• [Directions]
Exactly reproduce the entries, dropping any pictures from your copy.
--- start Data entries ---
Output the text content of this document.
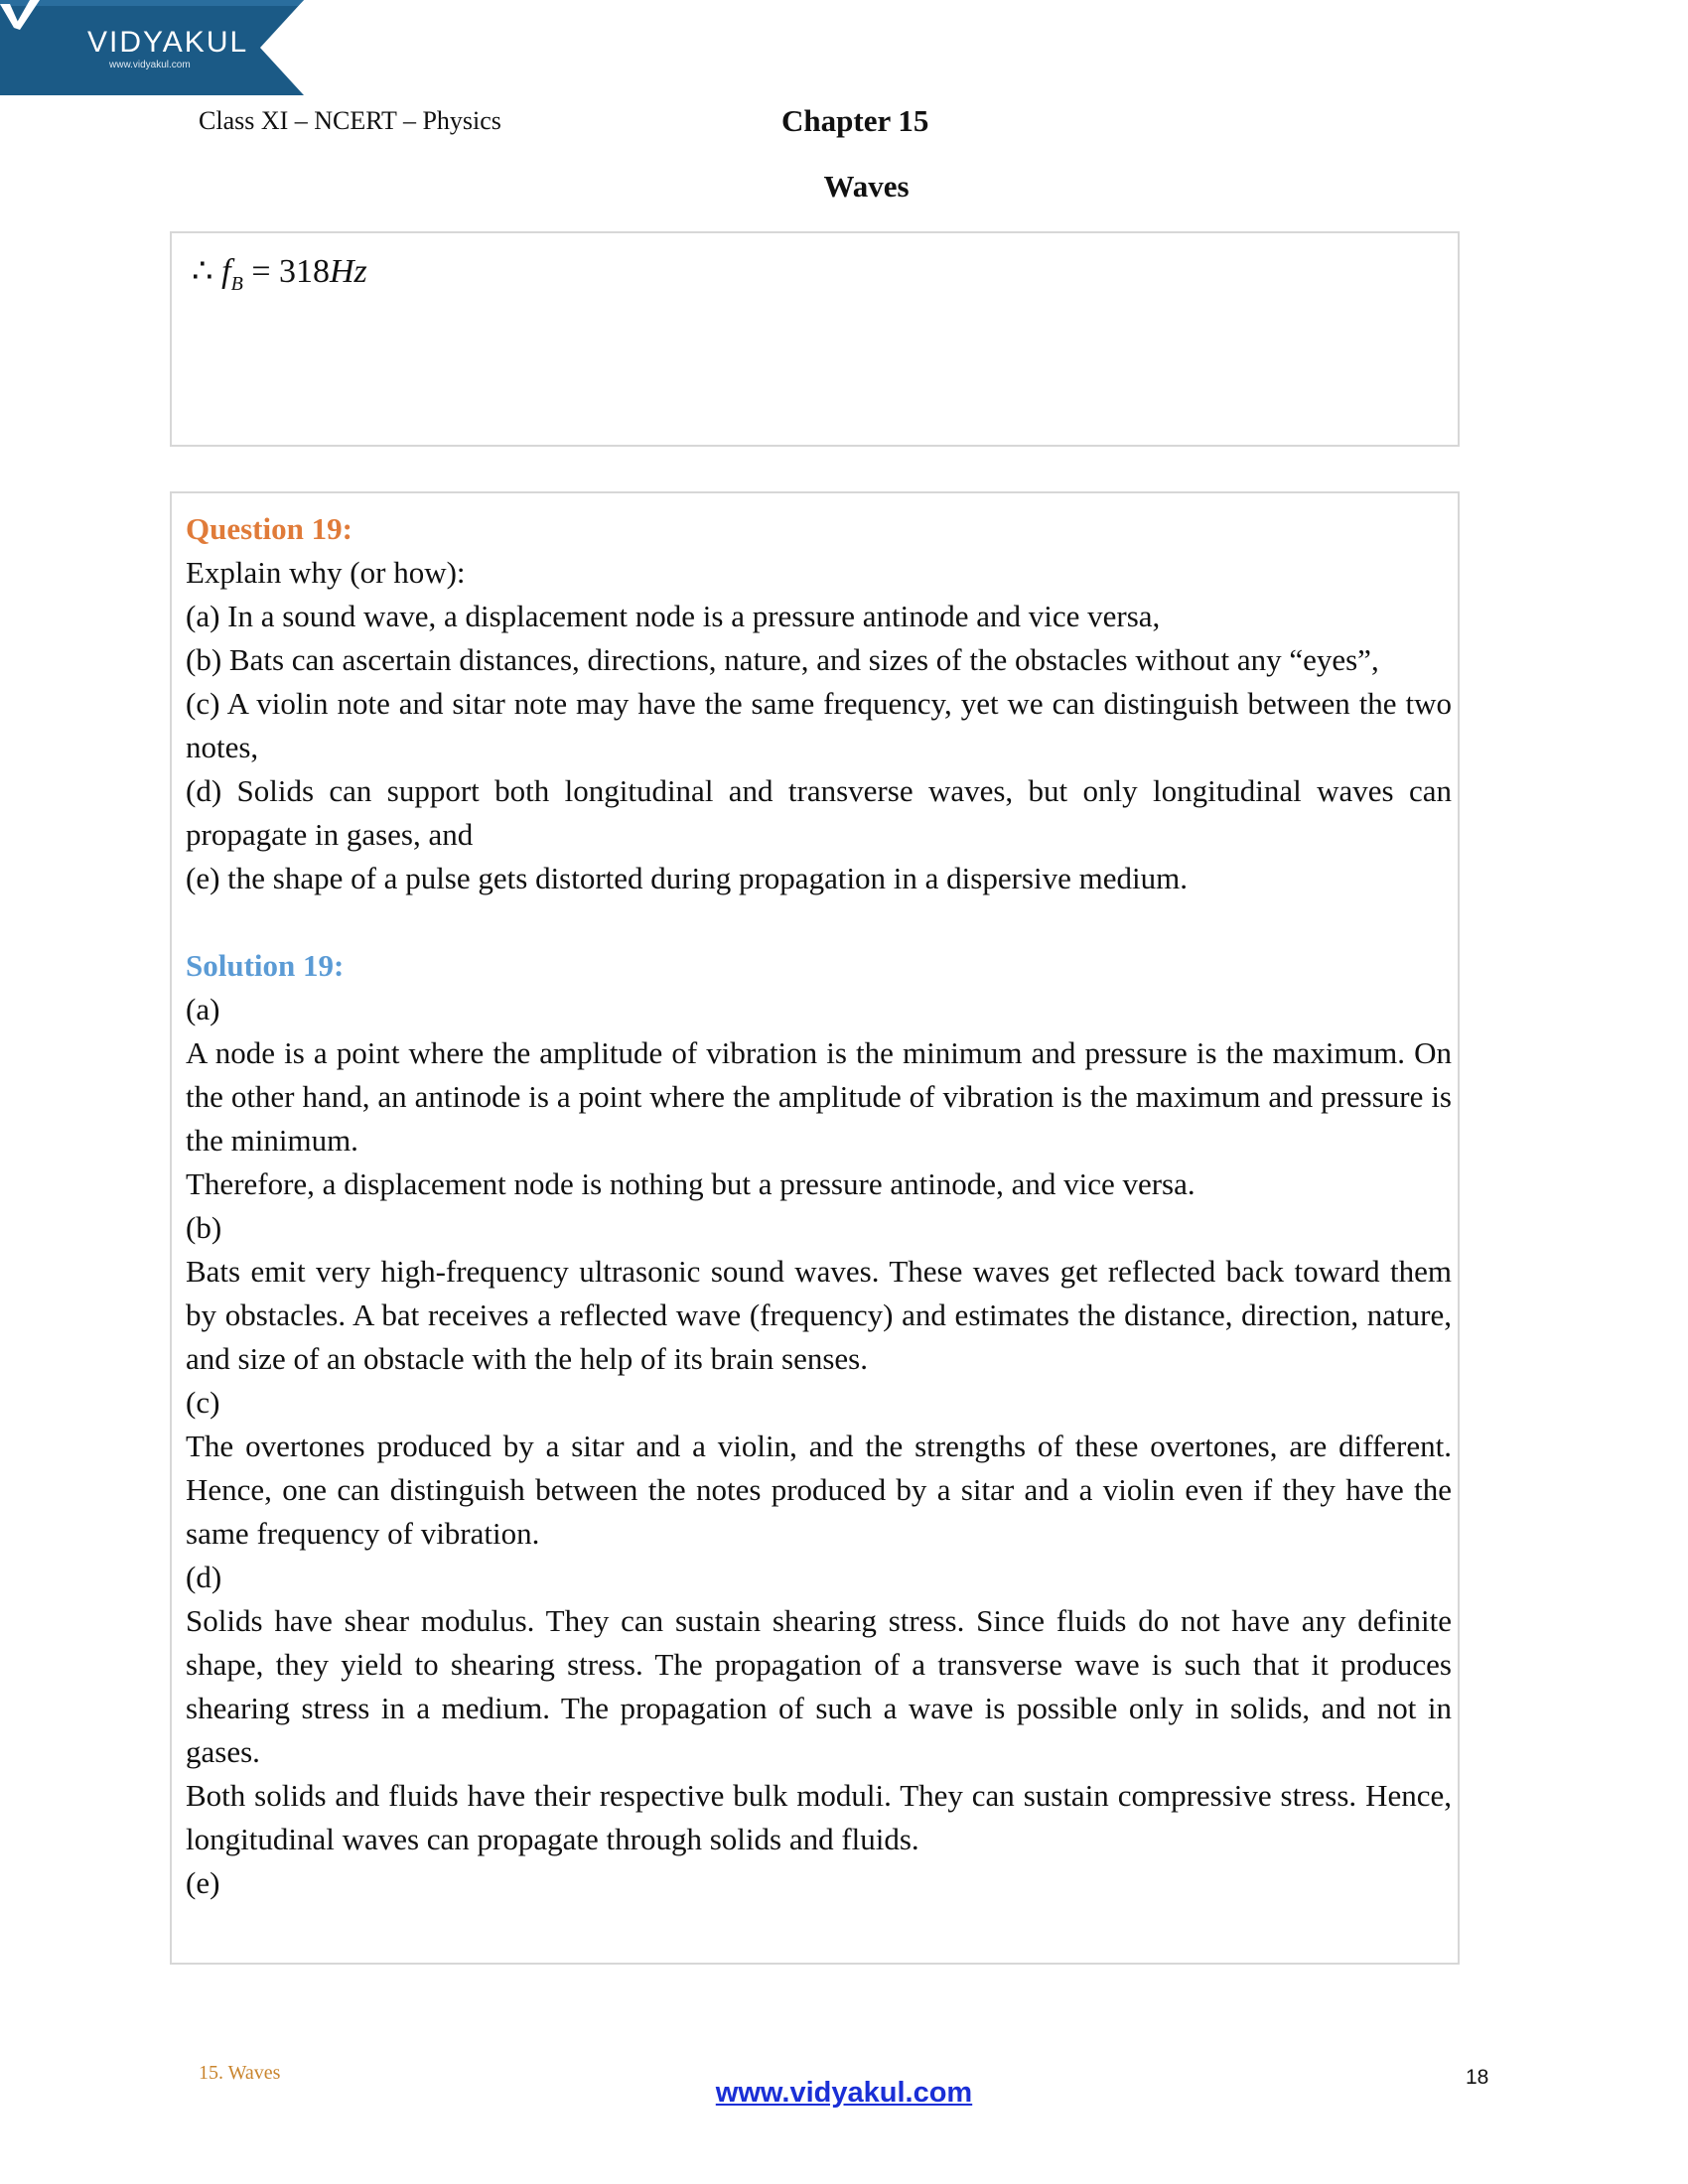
VIDYAKUL
www.vidyakul.com
Class XI – NCERT – Physics	Chapter 15
Waves
∴ $f_B = 318Hz$

Question 19:

Explain why (or how):

(a) In a sound wave, a displacement node is a pressure antinode and vice versa,

(b) Bats can ascertain distances, directions, nature, and sizes of the obstacles without any “eyes”,

(c) A violin note and sitar note may have the same frequency, yet we can distinguish between the two notes,

(d) Solids can support both longitudinal and transverse waves, but only longitudinal waves can propagate in gases, and

(e) the shape of a pulse gets distorted during propagation in a dispersive medium.

Solution 19:

(a)

A node is a point where the amplitude of vibration is the minimum and pressure is the maximum. On the other hand, an antinode is a point where the amplitude of vibration is the maximum and pressure is the minimum.

Therefore, a displacement node is nothing but a pressure antinode, and vice versa.

(b)

Bats emit very high-frequency ultrasonic sound waves. These waves get reflected back toward them by obstacles. A bat receives a reflected wave (frequency) and estimates the distance, direction, nature, and size of an obstacle with the help of its brain senses.

(c)

The overtones produced by a sitar and a violin, and the strengths of these overtones, are different. Hence, one can distinguish between the notes produced by a sitar and a violin even if they have the same frequency of vibration.

(d)

Solids have shear modulus. They can sustain shearing stress. Since fluids do not have any definite shape, they yield to shearing stress. The propagation of a transverse wave is such that it produces shearing stress in a medium. The propagation of such a wave is possible only in solids, and not in gases.

Both solids and fluids have their respective bulk moduli. They can sustain compressive stress. Hence, longitudinal waves can propagate through solids and fluids.

(e)

15. Waves
www.vidyakul.com	18
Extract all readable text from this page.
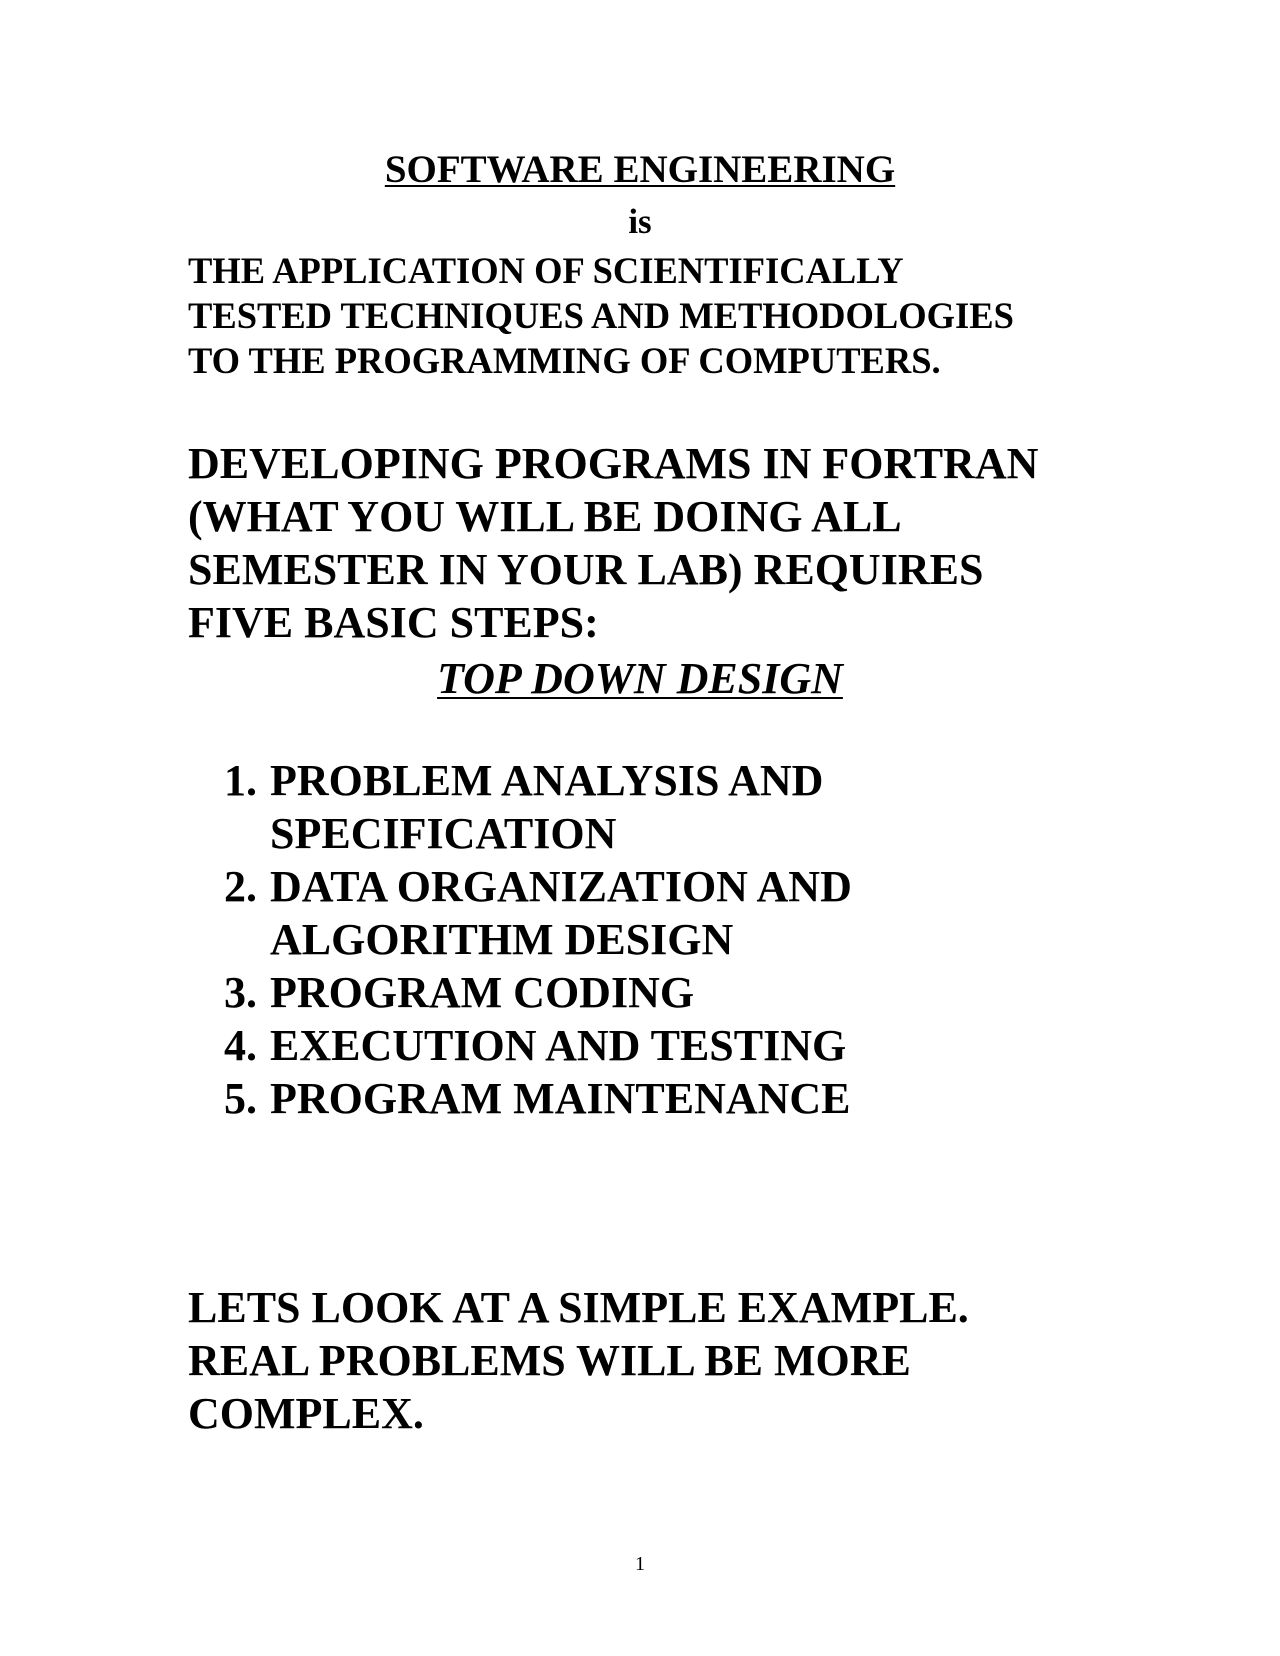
SOFTWARE ENGINEERING
is
THE APPLICATION OF SCIENTIFICALLY
TESTED TECHNIQUES AND METHODOLOGIES
TO THE PROGRAMMING OF COMPUTERS.
DEVELOPING PROGRAMS IN FORTRAN
(WHAT YOU WILL BE DOING ALL
SEMESTER IN YOUR LAB) REQUIRES
FIVE BASIC STEPS:
TOP DOWN DESIGN
1. PROBLEM ANALYSIS AND
SPECIFICATION
2. DATA ORGANIZATION AND
ALGORITHM DESIGN
3. PROGRAM CODING
4. EXECUTION AND TESTING
5. PROGRAM MAINTENANCE
LETS LOOK AT A SIMPLE EXAMPLE.
REAL PROBLEMS WILL BE MORE
COMPLEX.
1
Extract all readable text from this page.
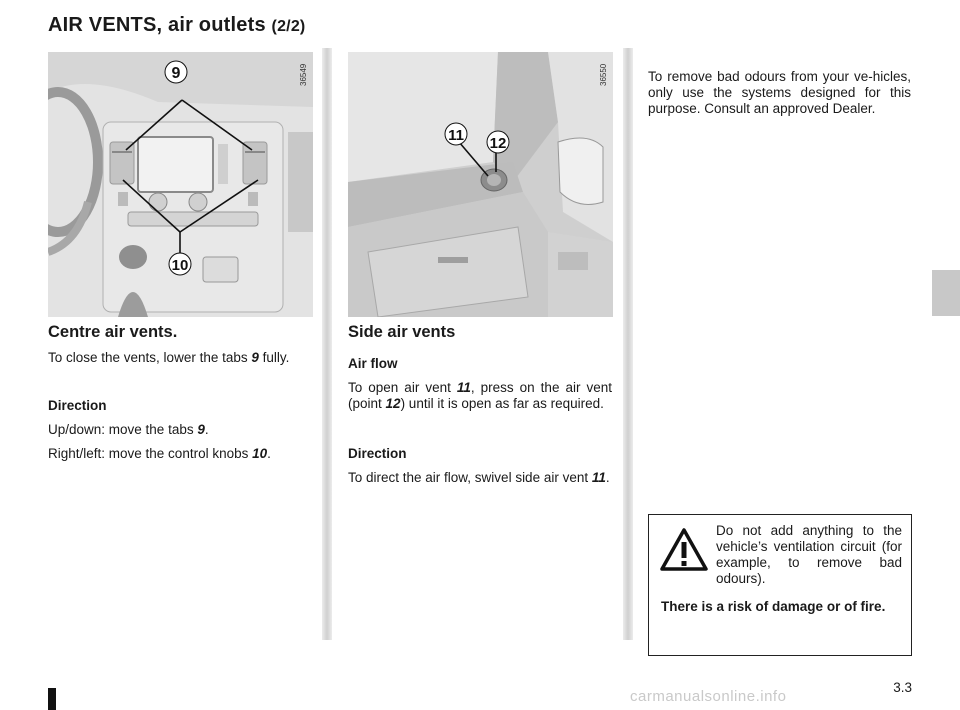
AIR VENTS, air outlets (2/2)
9
10
36549
11 12
36550
Centre air vents.
To close the vents, lower the tabs 9 fully.
Direction
Up/down: move the tabs 9.
Right/left: move the control knobs 10.
Side air vents
Air flow
To open air vent 11, press on the air vent (point 12) until it is open as far as required.
Direction
To direct the air flow, swivel side air vent 11.
To remove bad odours from your ve-hicles, only use the systems designed for this purpose. Consult an approved Dealer.
Do not add anything to the vehicle’s ventilation circuit (for example, to remove bad odours).
There is a risk of damage or of fire.
3.3
carmanualsonline.info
--- end Data entries ---
• [Correct result]
Output the text content of this document.
VIDYAKUL
www.vidyakul.com
Class XI – NCERT – Physics	Chapter 15
Waves
∴ $f_B = 318Hz$

Question 19:

Explain why (or how):

(a) In a sound wave, a displacement node is a pressure antinode and vice versa,

(b) Bats can ascertain distances, directions, nature, and sizes of the obstacles without any “eyes”,

(c) A violin note and sitar note may have the same frequency, yet we can distinguish between the two notes,

(d) Solids can support both longitudinal and transverse waves, but only longitudinal waves can propagate in gases, and

(e) the shape of a pulse gets distorted during propagation in a dispersive medium.

Solution 19:

(a)

A node is a point where the amplitude of vibration is the minimum and pressure is the maximum. On the other hand, an antinode is a point where the amplitude of vibration is the maximum and pressure is the minimum.

Therefore, a displacement node is nothing but a pressure antinode, and vice versa.

(b)

Bats emit very high-frequency ultrasonic sound waves. These waves get reflected back toward them by obstacles. A bat receives a reflected wave (frequency) and estimates the distance, direction, nature, and size of an obstacle with the help of its brain senses.

(c)

The overtones produced by a sitar and a violin, and the strengths of these overtones, are different. Hence, one can distinguish between the notes produced by a sitar and a violin even if they have the same frequency of vibration.

(d)

Solids have shear modulus. They can sustain shearing stress. Since fluids do not have any definite shape, they yield to shearing stress. The propagation of a transverse wave is such that it produces shearing stress in a medium. The propagation of such a wave is possible only in solids, and not in gases.

Both solids and fluids have their respective bulk moduli. They can sustain compressive stress. Hence, longitudinal waves can propagate through solids and fluids.

(e)

15. Waves
www.vidyakul.com	18
Extract all readable text from this page.
SOFTWARE ENGINEERING
is
THE APPLICATION OF SCIENTIFICALLY
TESTED TECHNIQUES AND METHODOLOGIES
TO THE PROGRAMMING OF COMPUTERS.
DEVELOPING PROGRAMS IN FORTRAN
(WHAT YOU WILL BE DOING ALL
SEMESTER IN YOUR LAB) REQUIRES
FIVE BASIC STEPS:
TOP DOWN DESIGN
1. PROBLEM ANALYSIS AND
SPECIFICATION
2. DATA ORGANIZATION AND
ALGORITHM DESIGN
3. PROGRAM CODING
4. EXECUTION AND TESTING
5. PROGRAM MAINTENANCE
LETS LOOK AT A SIMPLE EXAMPLE.
REAL PROBLEMS WILL BE MORE
COMPLEX.
1
Extract all readable text from this page.
AIR VENTS, air outlets (2/2)
9
10
36549
11 12
36550
Centre air vents.
To close the vents, lower the tabs 9 fully.
Direction
Up/down: move the tabs 9.
Right/left: move the control knobs 10.
Side air vents
Air flow
To open air vent 11, press on the air vent (point 12) until it is open as far as required.
Direction
To direct the air flow, swivel side air vent 11.
To remove bad odours from your ve-hicles, only use the systems designed for this purpose. Consult an approved Dealer.
Do not add anything to the vehicle’s ventilation circuit (for example, to remove bad odours).
There is a risk of damage or of fire.
3.3
carmanualsonline.info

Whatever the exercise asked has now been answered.